§ **What needs to be done**
Below are some entries; can you quote all of them exactly?

§ **Items**
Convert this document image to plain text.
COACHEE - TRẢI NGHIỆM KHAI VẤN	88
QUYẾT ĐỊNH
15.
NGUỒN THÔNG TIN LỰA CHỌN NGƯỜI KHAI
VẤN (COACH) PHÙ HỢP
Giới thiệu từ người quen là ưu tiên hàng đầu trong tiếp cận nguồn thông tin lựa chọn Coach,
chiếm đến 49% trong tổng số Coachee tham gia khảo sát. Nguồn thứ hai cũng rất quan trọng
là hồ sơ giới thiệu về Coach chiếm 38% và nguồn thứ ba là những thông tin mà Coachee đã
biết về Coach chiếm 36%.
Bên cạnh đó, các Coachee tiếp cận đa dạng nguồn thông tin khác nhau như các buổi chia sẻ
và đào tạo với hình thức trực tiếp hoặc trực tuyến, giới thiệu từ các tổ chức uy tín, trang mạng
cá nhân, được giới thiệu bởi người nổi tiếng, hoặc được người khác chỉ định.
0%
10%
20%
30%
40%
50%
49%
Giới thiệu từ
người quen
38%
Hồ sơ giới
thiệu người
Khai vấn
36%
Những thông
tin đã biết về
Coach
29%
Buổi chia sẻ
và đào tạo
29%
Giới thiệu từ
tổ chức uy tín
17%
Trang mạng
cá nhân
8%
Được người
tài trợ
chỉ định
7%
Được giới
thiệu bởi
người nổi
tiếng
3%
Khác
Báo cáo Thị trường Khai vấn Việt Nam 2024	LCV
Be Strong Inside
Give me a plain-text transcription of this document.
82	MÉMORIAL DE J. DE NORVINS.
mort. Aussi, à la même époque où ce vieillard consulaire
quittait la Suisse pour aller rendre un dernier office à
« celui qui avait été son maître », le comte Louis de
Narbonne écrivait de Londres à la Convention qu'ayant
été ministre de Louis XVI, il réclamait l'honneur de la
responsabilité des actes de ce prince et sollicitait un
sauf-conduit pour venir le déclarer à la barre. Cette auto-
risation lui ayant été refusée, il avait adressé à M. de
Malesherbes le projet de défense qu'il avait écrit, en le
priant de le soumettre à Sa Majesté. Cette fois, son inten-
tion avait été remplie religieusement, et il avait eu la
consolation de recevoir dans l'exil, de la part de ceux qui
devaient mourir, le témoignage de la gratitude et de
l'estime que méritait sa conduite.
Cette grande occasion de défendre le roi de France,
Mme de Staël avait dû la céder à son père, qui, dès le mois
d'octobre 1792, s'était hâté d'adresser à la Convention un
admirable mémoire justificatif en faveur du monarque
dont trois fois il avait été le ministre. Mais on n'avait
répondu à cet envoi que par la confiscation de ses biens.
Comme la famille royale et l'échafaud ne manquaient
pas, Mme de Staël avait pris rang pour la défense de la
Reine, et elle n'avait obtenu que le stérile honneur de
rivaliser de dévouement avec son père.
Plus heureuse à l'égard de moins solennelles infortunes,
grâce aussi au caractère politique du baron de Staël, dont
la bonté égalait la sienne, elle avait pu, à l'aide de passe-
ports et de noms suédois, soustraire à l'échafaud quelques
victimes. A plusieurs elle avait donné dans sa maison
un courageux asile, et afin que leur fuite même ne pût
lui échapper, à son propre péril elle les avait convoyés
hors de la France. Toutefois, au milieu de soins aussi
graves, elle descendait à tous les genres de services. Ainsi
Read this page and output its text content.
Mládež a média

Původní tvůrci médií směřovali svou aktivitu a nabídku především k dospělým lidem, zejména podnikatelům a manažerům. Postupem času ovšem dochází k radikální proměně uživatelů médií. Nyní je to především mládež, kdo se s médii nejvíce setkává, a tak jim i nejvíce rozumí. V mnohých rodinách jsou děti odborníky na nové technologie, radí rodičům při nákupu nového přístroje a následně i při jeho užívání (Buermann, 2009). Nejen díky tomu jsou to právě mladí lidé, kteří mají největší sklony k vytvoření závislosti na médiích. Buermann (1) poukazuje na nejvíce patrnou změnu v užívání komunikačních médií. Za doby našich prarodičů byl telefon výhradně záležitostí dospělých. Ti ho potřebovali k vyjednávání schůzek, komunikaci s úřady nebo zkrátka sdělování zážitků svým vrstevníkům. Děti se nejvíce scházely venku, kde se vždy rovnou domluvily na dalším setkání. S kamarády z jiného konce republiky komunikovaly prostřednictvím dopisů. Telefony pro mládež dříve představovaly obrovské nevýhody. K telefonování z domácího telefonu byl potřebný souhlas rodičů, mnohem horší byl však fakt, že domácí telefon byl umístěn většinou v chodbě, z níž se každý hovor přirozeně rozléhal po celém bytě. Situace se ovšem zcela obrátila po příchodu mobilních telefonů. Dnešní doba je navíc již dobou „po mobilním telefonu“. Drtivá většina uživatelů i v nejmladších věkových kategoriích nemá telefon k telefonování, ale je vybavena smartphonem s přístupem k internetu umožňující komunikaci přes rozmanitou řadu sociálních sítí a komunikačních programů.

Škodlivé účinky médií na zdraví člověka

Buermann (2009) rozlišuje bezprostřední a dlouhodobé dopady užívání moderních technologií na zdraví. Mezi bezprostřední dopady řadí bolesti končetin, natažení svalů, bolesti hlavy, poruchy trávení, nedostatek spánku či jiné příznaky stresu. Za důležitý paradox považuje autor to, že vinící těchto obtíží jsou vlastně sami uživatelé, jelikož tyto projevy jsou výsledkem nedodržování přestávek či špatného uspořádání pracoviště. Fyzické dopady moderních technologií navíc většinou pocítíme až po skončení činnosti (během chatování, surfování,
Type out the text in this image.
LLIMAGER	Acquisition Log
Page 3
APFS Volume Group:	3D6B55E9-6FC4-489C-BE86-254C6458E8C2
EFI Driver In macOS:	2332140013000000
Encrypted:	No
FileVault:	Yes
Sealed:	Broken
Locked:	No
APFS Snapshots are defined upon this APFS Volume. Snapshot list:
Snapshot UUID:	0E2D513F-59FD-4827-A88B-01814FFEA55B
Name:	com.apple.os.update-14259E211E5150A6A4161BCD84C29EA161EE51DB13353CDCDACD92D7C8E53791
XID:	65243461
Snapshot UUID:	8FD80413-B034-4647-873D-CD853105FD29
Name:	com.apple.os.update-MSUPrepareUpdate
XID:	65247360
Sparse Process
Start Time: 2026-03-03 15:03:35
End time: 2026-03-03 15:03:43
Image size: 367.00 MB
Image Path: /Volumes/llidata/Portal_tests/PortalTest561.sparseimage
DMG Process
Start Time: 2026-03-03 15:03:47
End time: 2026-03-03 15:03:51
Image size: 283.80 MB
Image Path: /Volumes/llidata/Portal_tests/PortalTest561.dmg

§ **Solution for this exercise**
Convert this document image to plain text.
COACHEE - TRẢI NGHIỆM KHAI VẤN	88
QUYẾT ĐỊNH
15.
NGUỒN THÔNG TIN LỰA CHỌN NGƯỜI KHAI
VẤN (COACH) PHÙ HỢP
Giới thiệu từ người quen là ưu tiên hàng đầu trong tiếp cận nguồn thông tin lựa chọn Coach,
chiếm đến 49% trong tổng số Coachee tham gia khảo sát. Nguồn thứ hai cũng rất quan trọng
là hồ sơ giới thiệu về Coach chiếm 38% và nguồn thứ ba là những thông tin mà Coachee đã
biết về Coach chiếm 36%.
Bên cạnh đó, các Coachee tiếp cận đa dạng nguồn thông tin khác nhau như các buổi chia sẻ
và đào tạo với hình thức trực tiếp hoặc trực tuyến, giới thiệu từ các tổ chức uy tín, trang mạng
cá nhân, được giới thiệu bởi người nổi tiếng, hoặc được người khác chỉ định.
0%
10%
20%
30%
40%
50%
49%
Giới thiệu từ
người quen
38%
Hồ sơ giới
thiệu người
Khai vấn
36%
Những thông
tin đã biết về
Coach
29%
Buổi chia sẻ
và đào tạo
29%
Giới thiệu từ
tổ chức uy tín
17%
Trang mạng
cá nhân
8%
Được người
tài trợ
chỉ định
7%
Được giới
thiệu bởi
người nổi
tiếng
3%
Khác
Báo cáo Thị trường Khai vấn Việt Nam 2024	LCV
Be Strong Inside
Give me a plain-text transcription of this document.
82	MÉMORIAL DE J. DE NORVINS.
mort. Aussi, à la même époque où ce vieillard consulaire
quittait la Suisse pour aller rendre un dernier office à
« celui qui avait été son maître », le comte Louis de
Narbonne écrivait de Londres à la Convention qu'ayant
été ministre de Louis XVI, il réclamait l'honneur de la
responsabilité des actes de ce prince et sollicitait un
sauf-conduit pour venir le déclarer à la barre. Cette auto-
risation lui ayant été refusée, il avait adressé à M. de
Malesherbes le projet de défense qu'il avait écrit, en le
priant de le soumettre à Sa Majesté. Cette fois, son inten-
tion avait été remplie religieusement, et il avait eu la
consolation de recevoir dans l'exil, de la part de ceux qui
devaient mourir, le témoignage de la gratitude et de
l'estime que méritait sa conduite.
Cette grande occasion de défendre le roi de France,
Mme de Staël avait dû la céder à son père, qui, dès le mois
d'octobre 1792, s'était hâté d'adresser à la Convention un
admirable mémoire justificatif en faveur du monarque
dont trois fois il avait été le ministre. Mais on n'avait
répondu à cet envoi que par la confiscation de ses biens.
Comme la famille royale et l'échafaud ne manquaient
pas, Mme de Staël avait pris rang pour la défense de la
Reine, et elle n'avait obtenu que le stérile honneur de
rivaliser de dévouement avec son père.
Plus heureuse à l'égard de moins solennelles infortunes,
grâce aussi au caractère politique du baron de Staël, dont
la bonté égalait la sienne, elle avait pu, à l'aide de passe-
ports et de noms suédois, soustraire à l'échafaud quelques
victimes. A plusieurs elle avait donné dans sa maison
un courageux asile, et afin que leur fuite même ne pût
lui échapper, à son propre péril elle les avait convoyés
hors de la France. Toutefois, au milieu de soins aussi
graves, elle descendait à tous les genres de services. Ainsi
Read this page and output its text content.
Mládež a média

Původní tvůrci médií směřovali svou aktivitu a nabídku především k dospělým lidem, zejména podnikatelům a manažerům. Postupem času ovšem dochází k radikální proměně uživatelů médií. Nyní je to především mládež, kdo se s médii nejvíce setkává, a tak jim i nejvíce rozumí. V mnohých rodinách jsou děti odborníky na nové technologie, radí rodičům při nákupu nového přístroje a následně i při jeho užívání (Buermann, 2009). Nejen díky tomu jsou to právě mladí lidé, kteří mají největší sklony k vytvoření závislosti na médiích. Buermann (1) poukazuje na nejvíce patrnou změnu v užívání komunikačních médií. Za doby našich prarodičů byl telefon výhradně záležitostí dospělých. Ti ho potřebovali k vyjednávání schůzek, komunikaci s úřady nebo zkrátka sdělování zážitků svým vrstevníkům. Děti se nejvíce scházely venku, kde se vždy rovnou domluvily na dalším setkání. S kamarády z jiného konce republiky komunikovaly prostřednictvím dopisů. Telefony pro mládež dříve představovaly obrovské nevýhody. K telefonování z domácího telefonu byl potřebný souhlas rodičů, mnohem horší byl však fakt, že domácí telefon byl umístěn většinou v chodbě, z níž se každý hovor přirozeně rozléhal po celém bytě. Situace se ovšem zcela obrátila po příchodu mobilních telefonů. Dnešní doba je navíc již dobou „po mobilním telefonu“. Drtivá většina uživatelů i v nejmladších věkových kategoriích nemá telefon k telefonování, ale je vybavena smartphonem s přístupem k internetu umožňující komunikaci přes rozmanitou řadu sociálních sítí a komunikačních programů.

Škodlivé účinky médií na zdraví člověka

Buermann (2009) rozlišuje bezprostřední a dlouhodobé dopady užívání moderních technologií na zdraví. Mezi bezprostřední dopady řadí bolesti končetin, natažení svalů, bolesti hlavy, poruchy trávení, nedostatek spánku či jiné příznaky stresu. Za důležitý paradox považuje autor to, že vinící těchto obtíží jsou vlastně sami uživatelé, jelikož tyto projevy jsou výsledkem nedodržování přestávek či špatného uspořádání pracoviště. Fyzické dopady moderních technologií navíc většinou pocítíme až po skončení činnosti (během chatování, surfování,
Type out the text in this image.
LLIMAGER	Acquisition Log
Page 3
APFS Volume Group:	3D6B55E9-6FC4-489C-BE86-254C6458E8C2
EFI Driver In macOS:	2332140013000000
Encrypted:	No
FileVault:	Yes
Sealed:	Broken
Locked:	No
APFS Snapshots are defined upon this APFS Volume. Snapshot list:
Snapshot UUID:	0E2D513F-59FD-4827-A88B-01814FFEA55B
Name:	com.apple.os.update-14259E211E5150A6A4161BCD84C29EA161EE51DB13353CDCDACD92D7C8E53791
XID:	65243461
Snapshot UUID:	8FD80413-B034-4647-873D-CD853105FD29
Name:	com.apple.os.update-MSUPrepareUpdate
XID:	65247360
Sparse Process
Start Time: 2026-03-03 15:03:35
End time: 2026-03-03 15:03:43
Image size: 367.00 MB
Image Path: /Volumes/llidata/Portal_tests/PortalTest561.sparseimage
DMG Process
Start Time: 2026-03-03 15:03:47
End time: 2026-03-03 15:03:51
Image size: 283.80 MB
Image Path: /Volumes/llidata/Portal_tests/PortalTest561.dmg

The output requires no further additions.